**Supplied passage:**
## begin

Book review: How to talk about climate change in a way that makes a difference by Rebecca Huntley

Review by Phil McNamara

Have you ever avoided talking about climate change with your family, friends, colleagues or even strangers because it makes you feel uncomfortable? It has to be one of the most difficult subjects to talk about. It is complex, political and can be emotionally draining. Rebecca Huntley’s new book, How to talk about climate change in a way that makes a difference, will help you understand why people feel the way they do about climate change and will equip you to talk about it with the people around you.

The essentials:

Title: How to talk about climate change in a way that makes a difference
Author: Rebecca Huntley
Date Published: 2020
Published by: Murdoch Books, an imprint of Allen & Unwin
Genre: Non-fiction / psychology / climate change
Availability: Widely available both online and in stores

About:

This book is not intended to provide the facts about climate science but it does start from the stand-point, and rightly so, that there is consensus amongst climate scientists that our climate is rapidly changing due to human activities. It also acknowledges that the majority of Australians agree that more needs to be done to adapt and mitigate its effects. But there are barriers to this. What is the intention of this book is to give the reader a better understanding of the social and psychological factors that underpin our, mostly slow, response to climate change. It argues that talking about the science is not enough. In order to talk about climate change in a useful manner we need to understand the different emotional forces that shape our discussion: guilt, fear, anger, denial, despair, hope, loss and love.

## end

[Annotated region listings]
## begin

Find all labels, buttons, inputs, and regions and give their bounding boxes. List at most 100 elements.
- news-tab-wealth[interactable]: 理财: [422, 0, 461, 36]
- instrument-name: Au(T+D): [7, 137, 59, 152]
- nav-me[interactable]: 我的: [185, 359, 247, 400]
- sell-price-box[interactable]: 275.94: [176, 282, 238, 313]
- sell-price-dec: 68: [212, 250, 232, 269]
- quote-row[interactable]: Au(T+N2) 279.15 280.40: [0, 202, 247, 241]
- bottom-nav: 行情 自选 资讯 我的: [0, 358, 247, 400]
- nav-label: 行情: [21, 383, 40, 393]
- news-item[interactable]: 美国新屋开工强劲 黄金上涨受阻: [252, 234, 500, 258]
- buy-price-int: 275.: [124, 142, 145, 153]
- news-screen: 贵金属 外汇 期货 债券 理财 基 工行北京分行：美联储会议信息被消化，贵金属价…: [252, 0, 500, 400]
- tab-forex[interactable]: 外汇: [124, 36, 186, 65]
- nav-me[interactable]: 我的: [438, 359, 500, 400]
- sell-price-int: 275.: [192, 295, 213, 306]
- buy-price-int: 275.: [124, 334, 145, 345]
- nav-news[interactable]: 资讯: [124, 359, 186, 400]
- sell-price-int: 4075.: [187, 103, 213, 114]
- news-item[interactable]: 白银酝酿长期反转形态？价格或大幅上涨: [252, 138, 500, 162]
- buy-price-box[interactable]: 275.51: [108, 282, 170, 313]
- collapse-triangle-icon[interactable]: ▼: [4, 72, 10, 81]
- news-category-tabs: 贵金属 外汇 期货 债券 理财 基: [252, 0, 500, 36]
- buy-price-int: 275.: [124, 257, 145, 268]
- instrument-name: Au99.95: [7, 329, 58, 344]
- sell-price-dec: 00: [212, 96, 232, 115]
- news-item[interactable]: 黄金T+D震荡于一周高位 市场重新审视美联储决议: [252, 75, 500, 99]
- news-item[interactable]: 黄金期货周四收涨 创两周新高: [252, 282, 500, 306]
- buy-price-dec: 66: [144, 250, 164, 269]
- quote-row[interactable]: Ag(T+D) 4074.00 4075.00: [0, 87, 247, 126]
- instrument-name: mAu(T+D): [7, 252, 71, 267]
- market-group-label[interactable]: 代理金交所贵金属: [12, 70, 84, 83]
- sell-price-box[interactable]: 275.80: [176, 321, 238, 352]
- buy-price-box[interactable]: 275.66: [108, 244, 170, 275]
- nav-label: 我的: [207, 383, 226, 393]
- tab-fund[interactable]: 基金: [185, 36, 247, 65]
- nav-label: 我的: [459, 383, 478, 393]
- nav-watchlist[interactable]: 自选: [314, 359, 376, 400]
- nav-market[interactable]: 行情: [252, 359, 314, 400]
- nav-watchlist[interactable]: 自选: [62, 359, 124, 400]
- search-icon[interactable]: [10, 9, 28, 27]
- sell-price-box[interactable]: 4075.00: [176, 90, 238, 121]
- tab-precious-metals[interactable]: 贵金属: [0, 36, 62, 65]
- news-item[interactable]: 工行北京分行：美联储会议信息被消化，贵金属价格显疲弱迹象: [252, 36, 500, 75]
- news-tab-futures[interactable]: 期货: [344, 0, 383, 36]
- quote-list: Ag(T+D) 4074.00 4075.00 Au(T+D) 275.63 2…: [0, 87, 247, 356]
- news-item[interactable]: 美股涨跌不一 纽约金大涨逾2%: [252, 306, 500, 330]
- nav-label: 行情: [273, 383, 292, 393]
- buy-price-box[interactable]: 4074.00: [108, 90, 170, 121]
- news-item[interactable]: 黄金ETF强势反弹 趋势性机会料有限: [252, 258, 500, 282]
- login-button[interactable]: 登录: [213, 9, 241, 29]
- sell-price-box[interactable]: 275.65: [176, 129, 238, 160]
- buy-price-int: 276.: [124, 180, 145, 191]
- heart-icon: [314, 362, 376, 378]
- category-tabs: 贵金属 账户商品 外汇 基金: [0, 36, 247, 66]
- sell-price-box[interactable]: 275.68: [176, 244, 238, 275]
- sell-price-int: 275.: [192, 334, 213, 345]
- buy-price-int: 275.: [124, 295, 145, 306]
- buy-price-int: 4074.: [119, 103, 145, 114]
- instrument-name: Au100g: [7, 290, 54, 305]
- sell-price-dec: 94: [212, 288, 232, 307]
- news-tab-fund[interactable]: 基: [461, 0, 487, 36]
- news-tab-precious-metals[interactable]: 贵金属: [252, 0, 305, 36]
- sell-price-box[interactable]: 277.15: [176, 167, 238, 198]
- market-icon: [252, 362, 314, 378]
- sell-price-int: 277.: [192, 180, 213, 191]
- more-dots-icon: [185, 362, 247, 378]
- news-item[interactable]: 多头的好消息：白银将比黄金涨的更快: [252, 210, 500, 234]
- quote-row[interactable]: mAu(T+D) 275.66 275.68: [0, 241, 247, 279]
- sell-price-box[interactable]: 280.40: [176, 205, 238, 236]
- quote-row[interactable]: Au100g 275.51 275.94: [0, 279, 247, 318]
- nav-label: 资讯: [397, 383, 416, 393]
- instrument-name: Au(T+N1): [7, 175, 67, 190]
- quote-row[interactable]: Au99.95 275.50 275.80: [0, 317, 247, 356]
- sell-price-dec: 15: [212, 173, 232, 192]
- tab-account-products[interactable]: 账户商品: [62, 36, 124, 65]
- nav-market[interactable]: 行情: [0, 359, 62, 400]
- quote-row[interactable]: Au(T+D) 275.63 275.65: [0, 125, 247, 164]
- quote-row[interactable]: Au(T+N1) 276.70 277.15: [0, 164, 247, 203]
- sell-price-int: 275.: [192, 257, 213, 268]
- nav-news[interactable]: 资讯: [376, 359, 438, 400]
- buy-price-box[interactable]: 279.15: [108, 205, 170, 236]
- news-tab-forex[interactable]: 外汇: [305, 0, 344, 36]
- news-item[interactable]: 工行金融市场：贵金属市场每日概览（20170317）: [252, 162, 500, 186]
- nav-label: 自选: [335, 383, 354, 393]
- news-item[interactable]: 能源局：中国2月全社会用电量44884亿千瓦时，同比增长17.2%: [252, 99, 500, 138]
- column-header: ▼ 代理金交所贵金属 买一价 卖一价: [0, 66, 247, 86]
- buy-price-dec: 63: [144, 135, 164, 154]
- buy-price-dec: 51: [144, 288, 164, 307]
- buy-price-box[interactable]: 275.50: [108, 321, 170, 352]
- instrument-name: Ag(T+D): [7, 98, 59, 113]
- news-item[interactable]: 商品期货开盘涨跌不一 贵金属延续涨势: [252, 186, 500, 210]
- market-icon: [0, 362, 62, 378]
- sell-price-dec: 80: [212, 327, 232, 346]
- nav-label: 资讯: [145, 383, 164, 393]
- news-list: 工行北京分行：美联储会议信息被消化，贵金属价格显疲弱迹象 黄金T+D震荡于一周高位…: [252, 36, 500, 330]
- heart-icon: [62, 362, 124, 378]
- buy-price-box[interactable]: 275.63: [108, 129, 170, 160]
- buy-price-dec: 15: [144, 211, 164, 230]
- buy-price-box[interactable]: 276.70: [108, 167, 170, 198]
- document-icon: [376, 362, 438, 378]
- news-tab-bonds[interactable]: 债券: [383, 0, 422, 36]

## end

**To be done:**
#1 Write out the part of the book review starting at "Book review: How" and ending at "people around you.".
#2 Rewrite the paragraph of the book review that begins "This book is not intended to provide the facts" as a short bulleted list that keeps its main facts.
#3 According to the book review, why is climate change one of the most difficult subjects to talk about?

**Answer list:**
#1
Book review: How to talk about climate change in a way that makes a difference by Rebecca Huntley

Review by Phil McNamara

Have you ever avoided talking about climate change with your family, friends, colleagues or even strangers because it makes you feel uncomfortable? It has to be one of the most difficult subjects to talk about. It is complex, political and can be emotionally draining. Rebecca Huntley’s new book, How to talk about climate change in a way that makes a difference, will help you understand why people feel the way they do about climate change and will equip you to talk about it with the people around you.

#2
- The book does not set out to explain climate science.
- It starts from the scientific consensus that human activities are rapidly changing the climate.
- It notes that most Australians agree more must be done to adapt to climate change and mitigate its effects, but that there are barriers to this.
- Its aim is to explain the social and psychological factors behind our mostly slow response.
- It argues that talking about the science is not enough.
- Useful conversations require understanding the emotional forces that shape them: guilt, fear, anger, denial, despair, hope, loss and love.

#3 It is one of the most difficult subjects to talk about because it is complex and political, and it can be emotionally draining.